Transcribe the material exactly. Images do not belong in the copy.
** Start Data extract **
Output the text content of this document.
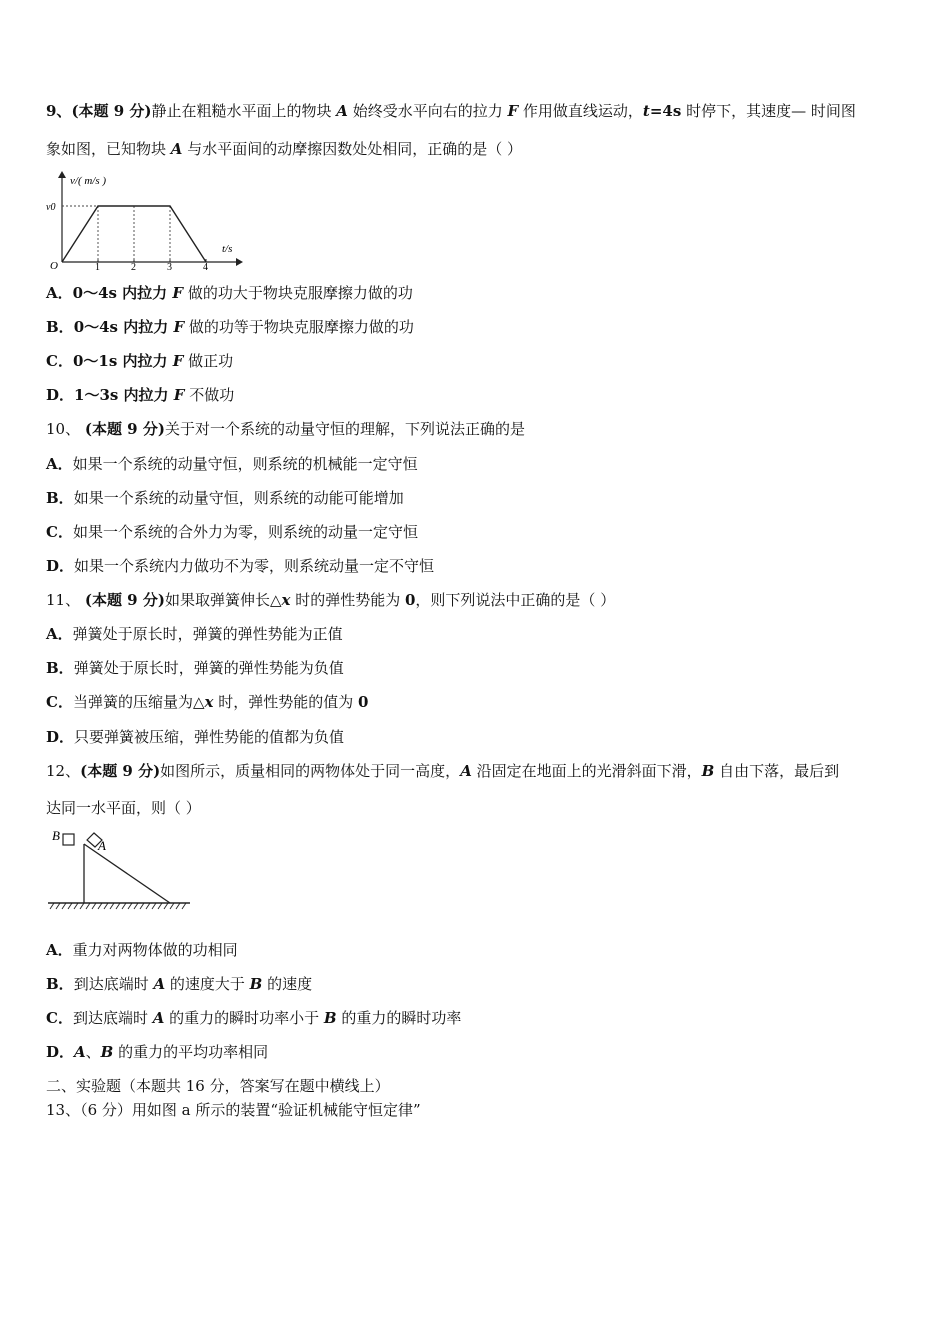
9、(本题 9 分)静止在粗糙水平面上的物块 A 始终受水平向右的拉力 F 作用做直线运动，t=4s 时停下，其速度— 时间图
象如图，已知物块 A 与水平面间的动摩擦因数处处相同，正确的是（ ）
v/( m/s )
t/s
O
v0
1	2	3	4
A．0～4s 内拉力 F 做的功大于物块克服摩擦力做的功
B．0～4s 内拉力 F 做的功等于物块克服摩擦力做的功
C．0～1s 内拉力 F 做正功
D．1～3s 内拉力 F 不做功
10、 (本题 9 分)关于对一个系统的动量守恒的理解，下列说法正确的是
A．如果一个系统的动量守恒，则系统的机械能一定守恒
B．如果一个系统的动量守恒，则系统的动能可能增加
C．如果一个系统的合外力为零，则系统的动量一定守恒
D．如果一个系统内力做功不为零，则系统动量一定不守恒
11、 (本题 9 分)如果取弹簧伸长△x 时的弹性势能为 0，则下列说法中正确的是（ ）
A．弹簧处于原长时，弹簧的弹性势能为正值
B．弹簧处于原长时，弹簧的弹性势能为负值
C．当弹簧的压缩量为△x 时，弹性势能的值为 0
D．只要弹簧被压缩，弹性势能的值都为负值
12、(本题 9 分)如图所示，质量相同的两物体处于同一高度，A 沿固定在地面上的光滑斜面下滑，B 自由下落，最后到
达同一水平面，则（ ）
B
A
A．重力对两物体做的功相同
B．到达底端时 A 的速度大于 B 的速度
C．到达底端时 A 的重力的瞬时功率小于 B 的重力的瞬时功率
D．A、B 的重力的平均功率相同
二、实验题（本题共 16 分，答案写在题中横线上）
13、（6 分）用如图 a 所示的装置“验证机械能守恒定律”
** End Data extract **
- **Result of the exercise**
Output the text content of this document.
9、(本题 9 分)静止在粗糙水平面上的物块 A 始终受水平向右的拉力 F 作用做直线运动，t=4s 时停下，其速度— 时间图
象如图，已知物块 A 与水平面间的动摩擦因数处处相同，正确的是（ ）
v/( m/s )
t/s
O
v0
1	2	3	4
A．0～4s 内拉力 F 做的功大于物块克服摩擦力做的功
B．0～4s 内拉力 F 做的功等于物块克服摩擦力做的功
C．0～1s 内拉力 F 做正功
D．1～3s 内拉力 F 不做功
10、 (本题 9 分)关于对一个系统的动量守恒的理解，下列说法正确的是
A．如果一个系统的动量守恒，则系统的机械能一定守恒
B．如果一个系统的动量守恒，则系统的动能可能增加
C．如果一个系统的合外力为零，则系统的动量一定守恒
D．如果一个系统内力做功不为零，则系统动量一定不守恒
11、 (本题 9 分)如果取弹簧伸长△x 时的弹性势能为 0，则下列说法中正确的是（ ）
A．弹簧处于原长时，弹簧的弹性势能为正值
B．弹簧处于原长时，弹簧的弹性势能为负值
C．当弹簧的压缩量为△x 时，弹性势能的值为 0
D．只要弹簧被压缩，弹性势能的值都为负值
12、(本题 9 分)如图所示，质量相同的两物体处于同一高度，A 沿固定在地面上的光滑斜面下滑，B 自由下落，最后到
达同一水平面，则（ ）
B
A
A．重力对两物体做的功相同
B．到达底端时 A 的速度大于 B 的速度
C．到达底端时 A 的重力的瞬时功率小于 B 的重力的瞬时功率
D．A、B 的重力的平均功率相同
二、实验题（本题共 16 分，答案写在题中横线上）
13、（6 分）用如图 a 所示的装置“验证机械能守恒定律”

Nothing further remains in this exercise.